▸ TASK GOAL
Leave the pictures out, and retype all of the material exactly as written.

▸ ENTRIES SHOWN

## start

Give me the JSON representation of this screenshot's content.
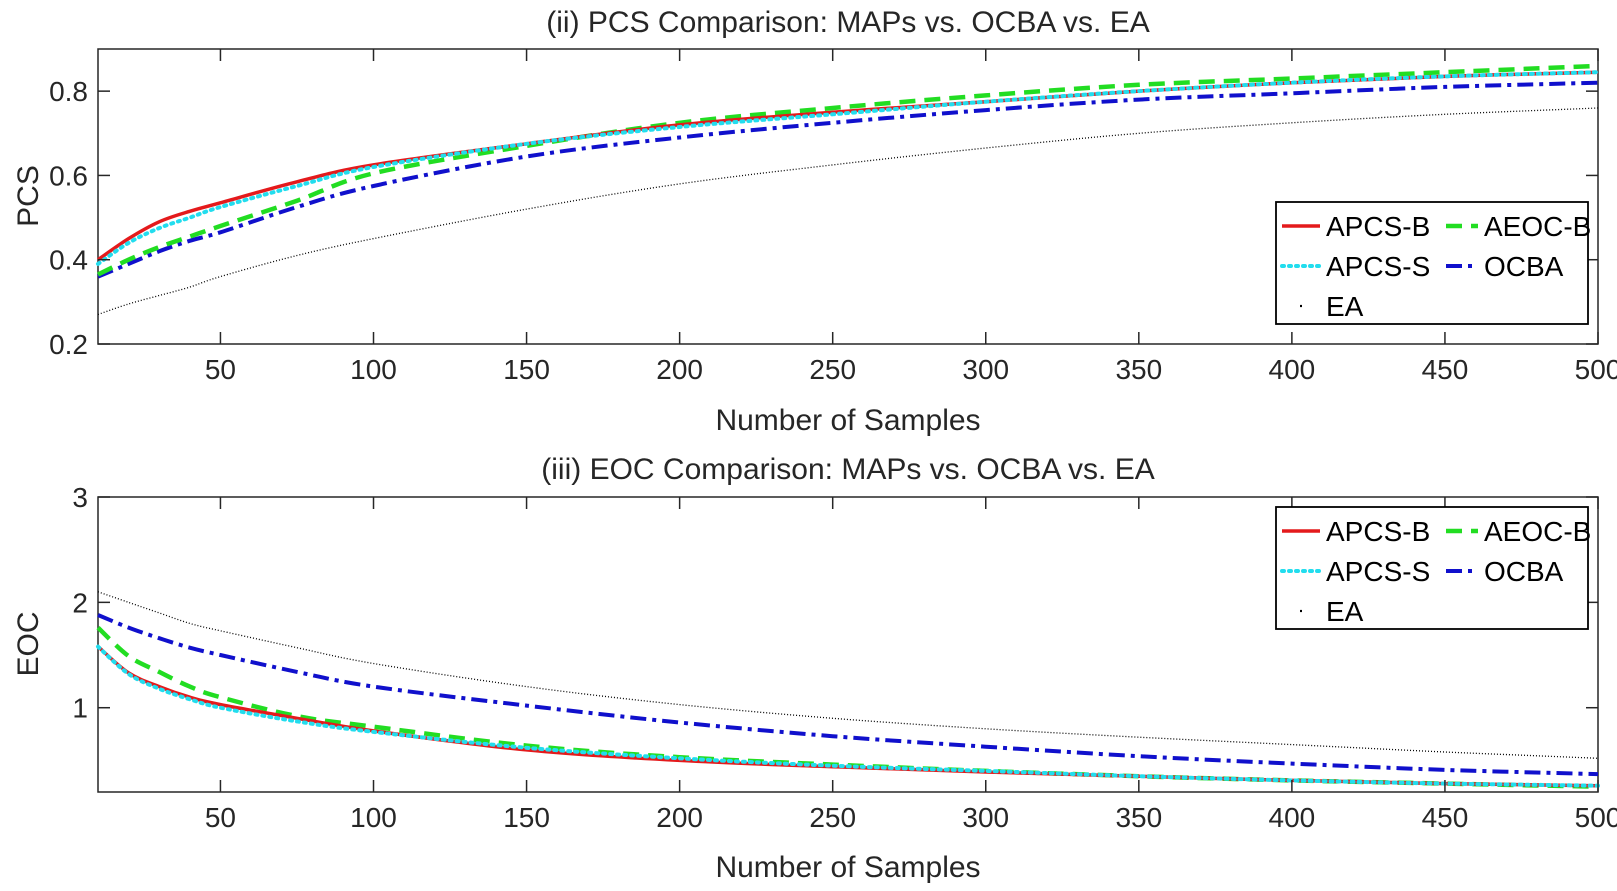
{
  "chart_data": [
    {
      "type": "line",
      "title": "(ii) PCS Comparison: MAPs vs. OCBA vs. EA",
      "xlabel": "Number of Samples",
      "ylabel": "PCS",
      "xlim": [
        10,
        500
      ],
      "ylim": [
        0.2,
        0.9
      ],
      "xticks": [
        50,
        100,
        150,
        200,
        250,
        300,
        350,
        400,
        450,
        500
      ],
      "yticks": [
        0.2,
        0.4,
        0.6,
        0.8
      ],
      "ytick_labels": [
        "0.2",
        "0.4",
        "0.6",
        "0.8"
      ],
      "legend_position": "bottom-right",
      "x": [
        10,
        20,
        30,
        40,
        50,
        75,
        100,
        150,
        200,
        250,
        300,
        350,
        400,
        450,
        500
      ],
      "series": [
        {
          "name": "APCS-B",
          "color": "#e41a1c",
          "style": "solid",
          "values": [
            0.4,
            0.45,
            0.49,
            0.515,
            0.535,
            0.585,
            0.625,
            0.675,
            0.72,
            0.75,
            0.775,
            0.8,
            0.82,
            0.835,
            0.845
          ]
        },
        {
          "name": "AEOC-B",
          "color": "#22dd22",
          "style": "dashed",
          "values": [
            0.365,
            0.4,
            0.43,
            0.455,
            0.48,
            0.54,
            0.605,
            0.67,
            0.725,
            0.76,
            0.79,
            0.815,
            0.83,
            0.845,
            0.86
          ]
        },
        {
          "name": "APCS-S",
          "color": "#22ddee",
          "style": "dotted",
          "values": [
            0.39,
            0.44,
            0.475,
            0.5,
            0.525,
            0.575,
            0.62,
            0.675,
            0.715,
            0.745,
            0.775,
            0.8,
            0.82,
            0.835,
            0.845
          ]
        },
        {
          "name": "OCBA",
          "color": "#1010cc",
          "style": "dashdot",
          "values": [
            0.36,
            0.39,
            0.42,
            0.445,
            0.465,
            0.525,
            0.575,
            0.645,
            0.69,
            0.725,
            0.755,
            0.78,
            0.795,
            0.81,
            0.82
          ]
        },
        {
          "name": "EA",
          "color": "#000000",
          "style": "fine",
          "values": [
            0.27,
            0.295,
            0.315,
            0.335,
            0.36,
            0.41,
            0.45,
            0.52,
            0.58,
            0.625,
            0.665,
            0.7,
            0.725,
            0.745,
            0.76
          ]
        }
      ]
    },
    {
      "type": "line",
      "title": "(iii) EOC Comparison: MAPs vs. OCBA vs. EA",
      "xlabel": "Number of Samples",
      "ylabel": "EOC",
      "xlim": [
        10,
        500
      ],
      "ylim": [
        0.2,
        3
      ],
      "xticks": [
        50,
        100,
        150,
        200,
        250,
        300,
        350,
        400,
        450,
        500
      ],
      "yticks": [
        1,
        2,
        3
      ],
      "ytick_labels": [
        "1",
        "2",
        "3"
      ],
      "legend_position": "top-right",
      "x": [
        10,
        20,
        30,
        40,
        50,
        75,
        100,
        150,
        200,
        250,
        300,
        350,
        400,
        450,
        500
      ],
      "series": [
        {
          "name": "APCS-B",
          "color": "#e41a1c",
          "style": "solid",
          "values": [
            1.58,
            1.33,
            1.2,
            1.1,
            1.03,
            0.9,
            0.78,
            0.6,
            0.5,
            0.44,
            0.39,
            0.35,
            0.31,
            0.28,
            0.26
          ]
        },
        {
          "name": "AEOC-B",
          "color": "#22dd22",
          "style": "dashed",
          "values": [
            1.76,
            1.49,
            1.34,
            1.2,
            1.1,
            0.92,
            0.82,
            0.64,
            0.53,
            0.46,
            0.4,
            0.35,
            0.31,
            0.28,
            0.25
          ]
        },
        {
          "name": "APCS-S",
          "color": "#22ddee",
          "style": "dotted",
          "values": [
            1.58,
            1.32,
            1.18,
            1.08,
            1.0,
            0.87,
            0.77,
            0.62,
            0.52,
            0.45,
            0.4,
            0.35,
            0.31,
            0.28,
            0.26
          ]
        },
        {
          "name": "OCBA",
          "color": "#1010cc",
          "style": "dashdot",
          "values": [
            1.88,
            1.76,
            1.66,
            1.57,
            1.5,
            1.34,
            1.2,
            1.02,
            0.86,
            0.73,
            0.63,
            0.54,
            0.47,
            0.41,
            0.37
          ]
        },
        {
          "name": "EA",
          "color": "#000000",
          "style": "fine",
          "values": [
            2.1,
            2.0,
            1.9,
            1.8,
            1.73,
            1.57,
            1.42,
            1.2,
            1.03,
            0.9,
            0.8,
            0.72,
            0.65,
            0.58,
            0.52
          ]
        }
      ]
    }
  ]
}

## end

▸ ANSWER TO THIS PROBLEM
Give me the JSON representation of this screenshot's content.
{
  "chart_data": [
    {
      "type": "line",
      "title": "(ii) PCS Comparison: MAPs vs. OCBA vs. EA",
      "xlabel": "Number of Samples",
      "ylabel": "PCS",
      "xlim": [
        10,
        500
      ],
      "ylim": [
        0.2,
        0.9
      ],
      "xticks": [
        50,
        100,
        150,
        200,
        250,
        300,
        350,
        400,
        450,
        500
      ],
      "yticks": [
        0.2,
        0.4,
        0.6,
        0.8
      ],
      "ytick_labels": [
        "0.2",
        "0.4",
        "0.6",
        "0.8"
      ],
      "legend_position": "bottom-right",
      "x": [
        10,
        20,
        30,
        40,
        50,
        75,
        100,
        150,
        200,
        250,
        300,
        350,
        400,
        450,
        500
      ],
      "series": [
        {
          "name": "APCS-B",
          "color": "#e41a1c",
          "style": "solid",
          "values": [
            0.4,
            0.45,
            0.49,
            0.515,
            0.535,
            0.585,
            0.625,
            0.675,
            0.72,
            0.75,
            0.775,
            0.8,
            0.82,
            0.835,
            0.845
          ]
        },
        {
          "name": "AEOC-B",
          "color": "#22dd22",
          "style": "dashed",
          "values": [
            0.365,
            0.4,
            0.43,
            0.455,
            0.48,
            0.54,
            0.605,
            0.67,
            0.725,
            0.76,
            0.79,
            0.815,
            0.83,
            0.845,
            0.86
          ]
        },
        {
          "name": "APCS-S",
          "color": "#22ddee",
          "style": "dotted",
          "values": [
            0.39,
            0.44,
            0.475,
            0.5,
            0.525,
            0.575,
            0.62,
            0.675,
            0.715,
            0.745,
            0.775,
            0.8,
            0.82,
            0.835,
            0.845
          ]
        },
        {
          "name": "OCBA",
          "color": "#1010cc",
          "style": "dashdot",
          "values": [
            0.36,
            0.39,
            0.42,
            0.445,
            0.465,
            0.525,
            0.575,
            0.645,
            0.69,
            0.725,
            0.755,
            0.78,
            0.795,
            0.81,
            0.82
          ]
        },
        {
          "name": "EA",
          "color": "#000000",
          "style": "fine",
          "values": [
            0.27,
            0.295,
            0.315,
            0.335,
            0.36,
            0.41,
            0.45,
            0.52,
            0.58,
            0.625,
            0.665,
            0.7,
            0.725,
            0.745,
            0.76
          ]
        }
      ]
    },
    {
      "type": "line",
      "title": "(iii) EOC Comparison: MAPs vs. OCBA vs. EA",
      "xlabel": "Number of Samples",
      "ylabel": "EOC",
      "xlim": [
        10,
        500
      ],
      "ylim": [
        0.2,
        3
      ],
      "xticks": [
        50,
        100,
        150,
        200,
        250,
        300,
        350,
        400,
        450,
        500
      ],
      "yticks": [
        1,
        2,
        3
      ],
      "ytick_labels": [
        "1",
        "2",
        "3"
      ],
      "legend_position": "top-right",
      "x": [
        10,
        20,
        30,
        40,
        50,
        75,
        100,
        150,
        200,
        250,
        300,
        350,
        400,
        450,
        500
      ],
      "series": [
        {
          "name": "APCS-B",
          "color": "#e41a1c",
          "style": "solid",
          "values": [
            1.58,
            1.33,
            1.2,
            1.1,
            1.03,
            0.9,
            0.78,
            0.6,
            0.5,
            0.44,
            0.39,
            0.35,
            0.31,
            0.28,
            0.26
          ]
        },
        {
          "name": "AEOC-B",
          "color": "#22dd22",
          "style": "dashed",
          "values": [
            1.76,
            1.49,
            1.34,
            1.2,
            1.1,
            0.92,
            0.82,
            0.64,
            0.53,
            0.46,
            0.4,
            0.35,
            0.31,
            0.28,
            0.25
          ]
        },
        {
          "name": "APCS-S",
          "color": "#22ddee",
          "style": "dotted",
          "values": [
            1.58,
            1.32,
            1.18,
            1.08,
            1.0,
            0.87,
            0.77,
            0.62,
            0.52,
            0.45,
            0.4,
            0.35,
            0.31,
            0.28,
            0.26
          ]
        },
        {
          "name": "OCBA",
          "color": "#1010cc",
          "style": "dashdot",
          "values": [
            1.88,
            1.76,
            1.66,
            1.57,
            1.5,
            1.34,
            1.2,
            1.02,
            0.86,
            0.73,
            0.63,
            0.54,
            0.47,
            0.41,
            0.37
          ]
        },
        {
          "name": "EA",
          "color": "#000000",
          "style": "fine",
          "values": [
            2.1,
            2.0,
            1.9,
            1.8,
            1.73,
            1.57,
            1.42,
            1.2,
            1.03,
            0.9,
            0.8,
            0.72,
            0.65,
            0.58,
            0.52
          ]
        }
      ]
    }
  ]
}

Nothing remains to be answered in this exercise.